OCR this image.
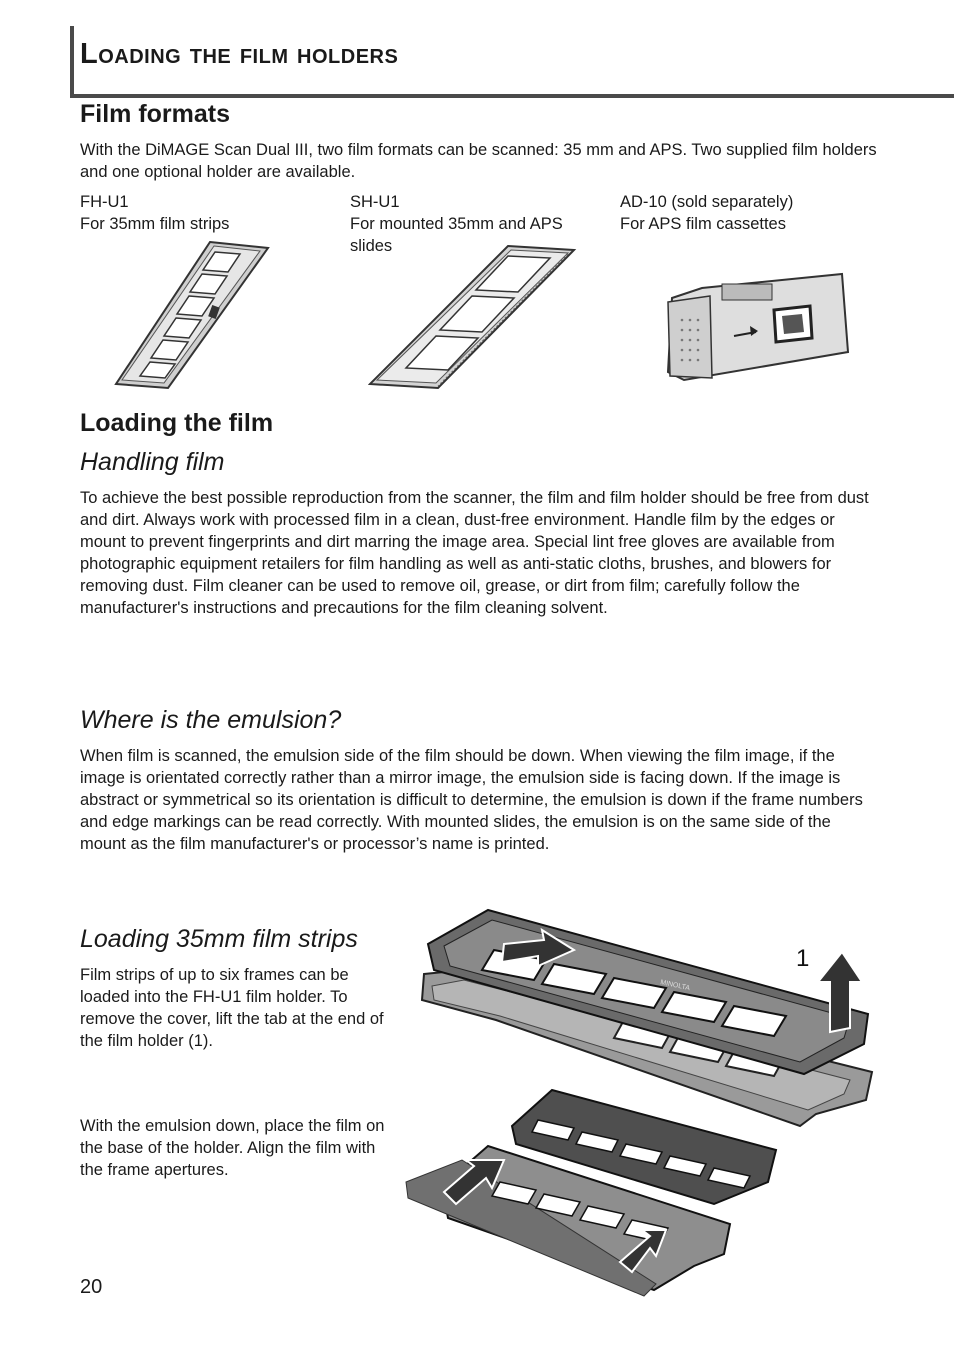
Loading the film holders
Film formats

With the DiMAGE Scan Dual III, two film formats can be scanned: 35 mm and APS. Two supplied film holders and one optional holder are available.

FH-U1
For 35mm film strips
SH-U1
For mounted 35mm and APS slides
AD-10 (sold separately)
For APS film cassettes
Loading the film
Handling film

To achieve the best possible reproduction from the scanner, the film and film holder should be free from dust and dirt. Always work with processed film in a clean, dust-free environment. Handle film by the edges or mount to prevent fingerprints and dirt marring the image area. Special lint free gloves are available from photographic equipment retailers for film handling as well as anti-static cloths, brushes, and blowers for removing dust. Film cleaner can be used to remove oil, grease, or dirt from film; carefully follow the manufacturer's instructions and precautions for the film cleaning solvent.

Where is the emulsion?

When film is scanned, the emulsion side of the film should be down. When viewing the film image, if the image is orientated correctly rather than a mirror image, the emulsion side is facing down. If the image is abstract or symmetrical so its orientation is difficult to determine, the emulsion is down if the frame numbers and edge markings can be read correctly. With mounted slides, the emulsion is on the same side of the mount as the film manufacturer's or processor’s name is printed.

Loading 35mm film strips

Film strips of up to six frames can be loaded into the FH-U1 film holder. To remove the cover, lift the tab at the end of the film holder (1).

With the emulsion down, place the film on the base of the holder. Align the film with the frame apertures.

1
MINOLTA
20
****
WHAT IS NEEDED :: Show every line of the records above that contains the word "Loading".

REPLY TO THE TASK ::
Loading the film holders
Loading the film
Loading 35mm film strips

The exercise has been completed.